(Collected data)
■ ■ ■ ■ ■ ■ ■

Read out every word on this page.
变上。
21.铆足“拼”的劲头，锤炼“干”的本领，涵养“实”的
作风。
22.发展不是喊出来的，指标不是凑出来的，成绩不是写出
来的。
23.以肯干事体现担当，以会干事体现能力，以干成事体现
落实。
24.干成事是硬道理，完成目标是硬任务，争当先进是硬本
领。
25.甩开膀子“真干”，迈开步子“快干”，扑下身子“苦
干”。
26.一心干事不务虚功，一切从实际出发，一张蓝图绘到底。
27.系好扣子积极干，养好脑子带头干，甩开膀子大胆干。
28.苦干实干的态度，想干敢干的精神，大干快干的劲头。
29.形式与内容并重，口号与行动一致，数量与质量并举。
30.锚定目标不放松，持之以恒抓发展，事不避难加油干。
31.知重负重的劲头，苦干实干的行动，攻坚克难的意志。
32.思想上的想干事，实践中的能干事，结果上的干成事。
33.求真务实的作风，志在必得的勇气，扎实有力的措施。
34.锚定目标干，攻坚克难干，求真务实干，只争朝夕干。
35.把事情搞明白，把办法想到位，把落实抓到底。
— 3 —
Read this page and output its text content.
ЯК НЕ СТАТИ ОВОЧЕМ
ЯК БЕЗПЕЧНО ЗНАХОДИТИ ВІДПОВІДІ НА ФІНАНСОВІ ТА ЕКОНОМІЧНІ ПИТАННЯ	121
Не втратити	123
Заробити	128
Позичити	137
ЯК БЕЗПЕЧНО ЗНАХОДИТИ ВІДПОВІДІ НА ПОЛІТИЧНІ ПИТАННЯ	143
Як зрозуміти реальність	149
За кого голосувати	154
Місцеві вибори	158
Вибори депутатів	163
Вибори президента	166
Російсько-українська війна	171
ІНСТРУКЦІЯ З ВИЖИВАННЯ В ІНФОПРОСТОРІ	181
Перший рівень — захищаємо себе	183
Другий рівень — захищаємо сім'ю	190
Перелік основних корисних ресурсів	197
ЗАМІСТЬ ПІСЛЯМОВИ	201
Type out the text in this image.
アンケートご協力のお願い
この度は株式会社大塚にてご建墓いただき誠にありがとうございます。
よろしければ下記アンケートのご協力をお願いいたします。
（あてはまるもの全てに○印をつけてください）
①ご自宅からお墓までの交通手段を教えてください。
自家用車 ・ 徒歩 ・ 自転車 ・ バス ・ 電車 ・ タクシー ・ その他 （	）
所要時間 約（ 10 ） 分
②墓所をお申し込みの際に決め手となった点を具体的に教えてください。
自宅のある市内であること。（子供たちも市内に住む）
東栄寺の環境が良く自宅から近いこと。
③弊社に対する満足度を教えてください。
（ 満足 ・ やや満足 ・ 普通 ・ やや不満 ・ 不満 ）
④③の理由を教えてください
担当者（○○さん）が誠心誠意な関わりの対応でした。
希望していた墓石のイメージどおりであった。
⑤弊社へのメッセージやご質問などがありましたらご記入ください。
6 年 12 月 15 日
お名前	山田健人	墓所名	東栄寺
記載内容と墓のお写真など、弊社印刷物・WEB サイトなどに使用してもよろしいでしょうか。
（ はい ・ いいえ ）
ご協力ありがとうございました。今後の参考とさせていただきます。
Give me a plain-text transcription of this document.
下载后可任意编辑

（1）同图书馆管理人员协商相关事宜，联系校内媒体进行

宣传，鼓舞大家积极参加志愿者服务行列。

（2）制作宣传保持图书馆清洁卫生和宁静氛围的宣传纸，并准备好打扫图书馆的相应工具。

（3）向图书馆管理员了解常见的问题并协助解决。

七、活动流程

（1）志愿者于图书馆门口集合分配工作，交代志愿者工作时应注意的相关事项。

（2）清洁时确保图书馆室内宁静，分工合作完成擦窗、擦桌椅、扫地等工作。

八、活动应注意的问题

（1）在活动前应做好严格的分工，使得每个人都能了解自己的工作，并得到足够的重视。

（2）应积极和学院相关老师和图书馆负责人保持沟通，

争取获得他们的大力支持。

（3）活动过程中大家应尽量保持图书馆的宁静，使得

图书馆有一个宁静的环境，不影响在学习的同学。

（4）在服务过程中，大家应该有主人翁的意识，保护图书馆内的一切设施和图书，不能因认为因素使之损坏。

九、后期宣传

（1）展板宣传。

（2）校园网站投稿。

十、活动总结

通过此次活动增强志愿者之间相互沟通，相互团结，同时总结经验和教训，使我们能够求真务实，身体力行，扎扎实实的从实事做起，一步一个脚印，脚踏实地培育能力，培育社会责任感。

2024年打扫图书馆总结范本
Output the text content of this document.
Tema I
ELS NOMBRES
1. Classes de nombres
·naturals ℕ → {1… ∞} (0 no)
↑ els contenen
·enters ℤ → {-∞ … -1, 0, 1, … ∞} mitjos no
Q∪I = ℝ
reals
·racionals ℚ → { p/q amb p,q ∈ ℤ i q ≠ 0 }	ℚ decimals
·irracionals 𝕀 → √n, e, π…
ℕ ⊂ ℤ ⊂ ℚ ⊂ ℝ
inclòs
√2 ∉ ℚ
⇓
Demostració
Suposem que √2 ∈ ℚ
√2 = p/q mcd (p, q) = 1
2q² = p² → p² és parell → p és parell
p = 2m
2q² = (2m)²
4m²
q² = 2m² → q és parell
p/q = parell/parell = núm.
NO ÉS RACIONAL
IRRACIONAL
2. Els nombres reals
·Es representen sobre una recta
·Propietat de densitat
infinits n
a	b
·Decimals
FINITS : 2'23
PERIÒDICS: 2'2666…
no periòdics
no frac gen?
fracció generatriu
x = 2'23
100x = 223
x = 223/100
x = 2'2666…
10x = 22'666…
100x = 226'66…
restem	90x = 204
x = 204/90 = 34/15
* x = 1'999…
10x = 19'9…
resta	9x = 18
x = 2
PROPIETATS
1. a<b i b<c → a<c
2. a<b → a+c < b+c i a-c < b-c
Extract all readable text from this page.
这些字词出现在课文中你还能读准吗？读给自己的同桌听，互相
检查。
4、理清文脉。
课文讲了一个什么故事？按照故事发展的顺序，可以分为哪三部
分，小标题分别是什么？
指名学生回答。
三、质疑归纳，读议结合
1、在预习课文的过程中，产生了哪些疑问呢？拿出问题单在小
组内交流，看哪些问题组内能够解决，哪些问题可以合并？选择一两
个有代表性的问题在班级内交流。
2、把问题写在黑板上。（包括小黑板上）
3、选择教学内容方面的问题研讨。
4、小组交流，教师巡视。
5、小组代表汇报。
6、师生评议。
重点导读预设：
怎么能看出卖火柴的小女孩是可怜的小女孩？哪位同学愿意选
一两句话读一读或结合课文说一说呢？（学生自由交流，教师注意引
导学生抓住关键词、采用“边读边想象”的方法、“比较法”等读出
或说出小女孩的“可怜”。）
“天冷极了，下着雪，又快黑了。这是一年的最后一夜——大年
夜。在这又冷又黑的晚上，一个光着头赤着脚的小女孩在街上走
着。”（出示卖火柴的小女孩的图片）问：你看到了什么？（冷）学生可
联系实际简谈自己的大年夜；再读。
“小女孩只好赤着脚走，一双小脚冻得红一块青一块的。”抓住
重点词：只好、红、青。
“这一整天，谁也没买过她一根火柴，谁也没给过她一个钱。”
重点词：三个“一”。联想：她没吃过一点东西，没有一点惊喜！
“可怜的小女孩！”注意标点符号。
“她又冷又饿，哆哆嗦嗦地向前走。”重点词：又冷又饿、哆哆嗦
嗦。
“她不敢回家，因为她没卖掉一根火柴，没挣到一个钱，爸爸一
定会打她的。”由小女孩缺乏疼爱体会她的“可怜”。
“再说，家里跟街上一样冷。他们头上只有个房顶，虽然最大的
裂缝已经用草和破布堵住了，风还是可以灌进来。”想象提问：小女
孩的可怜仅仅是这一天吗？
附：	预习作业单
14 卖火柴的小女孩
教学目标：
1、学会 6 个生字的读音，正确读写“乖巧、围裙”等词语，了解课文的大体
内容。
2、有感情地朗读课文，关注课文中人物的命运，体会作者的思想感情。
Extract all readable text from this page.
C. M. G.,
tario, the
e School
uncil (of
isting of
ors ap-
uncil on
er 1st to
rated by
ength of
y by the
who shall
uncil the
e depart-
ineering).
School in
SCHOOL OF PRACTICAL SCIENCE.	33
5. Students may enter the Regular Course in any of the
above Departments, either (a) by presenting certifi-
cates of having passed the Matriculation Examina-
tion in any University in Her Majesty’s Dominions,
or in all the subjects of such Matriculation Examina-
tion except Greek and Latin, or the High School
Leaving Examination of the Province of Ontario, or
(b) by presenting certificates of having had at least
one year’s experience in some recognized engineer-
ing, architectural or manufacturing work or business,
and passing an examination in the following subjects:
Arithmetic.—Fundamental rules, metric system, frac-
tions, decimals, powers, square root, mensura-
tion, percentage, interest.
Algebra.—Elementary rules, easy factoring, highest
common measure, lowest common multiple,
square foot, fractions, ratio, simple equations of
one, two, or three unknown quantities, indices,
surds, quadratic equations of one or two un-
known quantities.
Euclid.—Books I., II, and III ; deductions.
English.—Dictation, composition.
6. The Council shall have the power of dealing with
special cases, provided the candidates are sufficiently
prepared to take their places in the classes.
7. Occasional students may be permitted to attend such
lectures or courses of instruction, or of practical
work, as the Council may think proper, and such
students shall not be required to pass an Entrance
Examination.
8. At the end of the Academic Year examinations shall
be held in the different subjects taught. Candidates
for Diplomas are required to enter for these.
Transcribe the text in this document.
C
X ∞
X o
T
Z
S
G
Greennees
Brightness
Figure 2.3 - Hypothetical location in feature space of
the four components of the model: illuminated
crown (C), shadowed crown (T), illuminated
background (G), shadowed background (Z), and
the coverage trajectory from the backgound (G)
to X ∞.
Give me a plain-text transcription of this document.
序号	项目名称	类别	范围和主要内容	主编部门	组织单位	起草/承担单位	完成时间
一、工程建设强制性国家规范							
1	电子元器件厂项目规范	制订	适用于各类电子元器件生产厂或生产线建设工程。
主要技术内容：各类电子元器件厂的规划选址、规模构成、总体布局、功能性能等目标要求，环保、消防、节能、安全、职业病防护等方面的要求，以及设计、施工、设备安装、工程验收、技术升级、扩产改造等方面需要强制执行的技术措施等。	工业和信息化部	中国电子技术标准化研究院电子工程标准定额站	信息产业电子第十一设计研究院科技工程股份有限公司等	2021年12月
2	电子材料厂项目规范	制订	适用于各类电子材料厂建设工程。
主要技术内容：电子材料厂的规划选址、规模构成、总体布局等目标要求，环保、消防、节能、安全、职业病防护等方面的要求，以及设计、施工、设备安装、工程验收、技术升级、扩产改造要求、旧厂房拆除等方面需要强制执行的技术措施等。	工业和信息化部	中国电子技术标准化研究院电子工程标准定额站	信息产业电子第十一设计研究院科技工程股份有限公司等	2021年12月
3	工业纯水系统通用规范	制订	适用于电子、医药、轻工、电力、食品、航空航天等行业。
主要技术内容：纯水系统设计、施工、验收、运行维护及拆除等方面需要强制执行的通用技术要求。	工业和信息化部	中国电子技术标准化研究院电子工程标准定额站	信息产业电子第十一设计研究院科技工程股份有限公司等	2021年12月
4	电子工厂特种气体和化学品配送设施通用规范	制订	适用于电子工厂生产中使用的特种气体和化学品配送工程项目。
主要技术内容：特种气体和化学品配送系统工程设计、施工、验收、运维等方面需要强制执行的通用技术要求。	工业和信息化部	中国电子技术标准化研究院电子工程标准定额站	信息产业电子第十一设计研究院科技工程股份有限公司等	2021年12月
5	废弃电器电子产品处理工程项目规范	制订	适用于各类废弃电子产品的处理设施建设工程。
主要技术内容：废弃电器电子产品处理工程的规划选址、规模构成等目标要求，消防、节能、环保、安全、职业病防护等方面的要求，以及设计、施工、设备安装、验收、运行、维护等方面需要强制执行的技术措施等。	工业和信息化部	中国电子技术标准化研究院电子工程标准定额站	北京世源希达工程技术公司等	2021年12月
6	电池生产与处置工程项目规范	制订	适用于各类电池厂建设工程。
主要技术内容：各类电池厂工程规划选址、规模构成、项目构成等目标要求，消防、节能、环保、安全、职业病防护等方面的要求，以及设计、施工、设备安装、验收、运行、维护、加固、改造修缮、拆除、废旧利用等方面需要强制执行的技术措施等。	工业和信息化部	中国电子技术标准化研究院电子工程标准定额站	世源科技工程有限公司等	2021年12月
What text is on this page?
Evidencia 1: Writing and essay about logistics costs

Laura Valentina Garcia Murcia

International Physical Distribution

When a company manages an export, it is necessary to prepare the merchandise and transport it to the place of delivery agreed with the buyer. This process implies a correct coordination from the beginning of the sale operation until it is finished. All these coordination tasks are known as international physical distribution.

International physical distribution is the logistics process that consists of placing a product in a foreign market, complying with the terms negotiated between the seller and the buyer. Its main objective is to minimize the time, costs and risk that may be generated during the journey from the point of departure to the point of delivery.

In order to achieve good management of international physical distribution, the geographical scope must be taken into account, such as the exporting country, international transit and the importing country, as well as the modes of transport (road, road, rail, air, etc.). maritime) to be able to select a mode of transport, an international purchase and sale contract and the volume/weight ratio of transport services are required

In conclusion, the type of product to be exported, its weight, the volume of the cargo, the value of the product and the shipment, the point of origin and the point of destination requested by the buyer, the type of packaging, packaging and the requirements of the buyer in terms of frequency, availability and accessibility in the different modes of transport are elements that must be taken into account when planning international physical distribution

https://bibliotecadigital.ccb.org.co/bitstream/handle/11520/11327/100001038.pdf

■ ■ ■ ■ ■ ■ ■

**Directions:** What count of lines in the listing contain the word "ПИТАННЯ"? Reply with the number only.

**Full solution:** 2